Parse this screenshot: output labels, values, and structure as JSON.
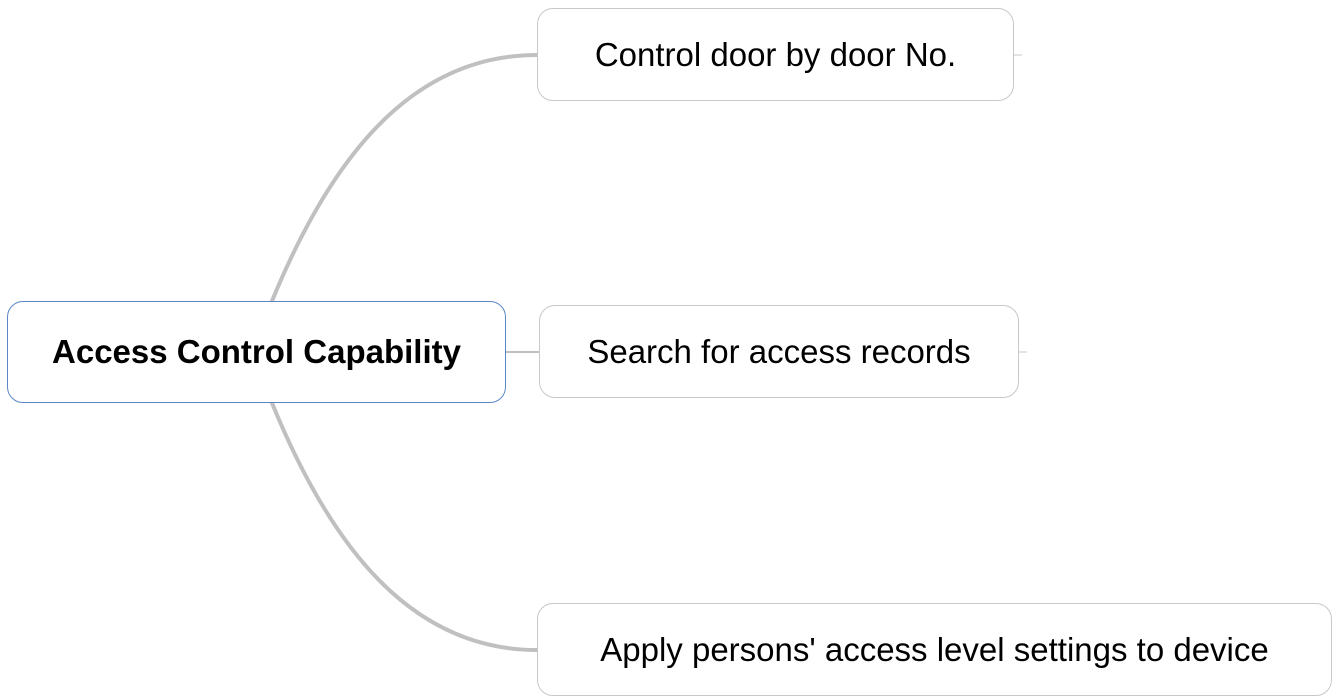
{
  "mindmap": {
    "root": {
      "label": "Access Control Capability"
    },
    "branches": [
      {
        "label": "Control door by door No."
      },
      {
        "label": "Search for access records"
      },
      {
        "label": "Apply persons' access level settings to device"
      }
    ]
  },
  "colors": {
    "root_border": "#5b86c5",
    "node_border": "#c8c8c8",
    "connector": "#c0c0c0",
    "text": "#000000",
    "background": "#ffffff"
  }
}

Aim: Make an exact copy of the records above, with the pictures left out.

Solution to this task:
Parse this screenshot: output labels, values, and structure as JSON.
{
  "mindmap": {
    "root": {
      "label": "Access Control Capability"
    },
    "branches": [
      {
        "label": "Control door by door No."
      },
      {
        "label": "Search for access records"
      },
      {
        "label": "Apply persons' access level settings to device"
      }
    ]
  },
  "colors": {
    "root_border": "#5b86c5",
    "node_border": "#c8c8c8",
    "connector": "#c0c0c0",
    "text": "#000000",
    "background": "#ffffff"
  }
}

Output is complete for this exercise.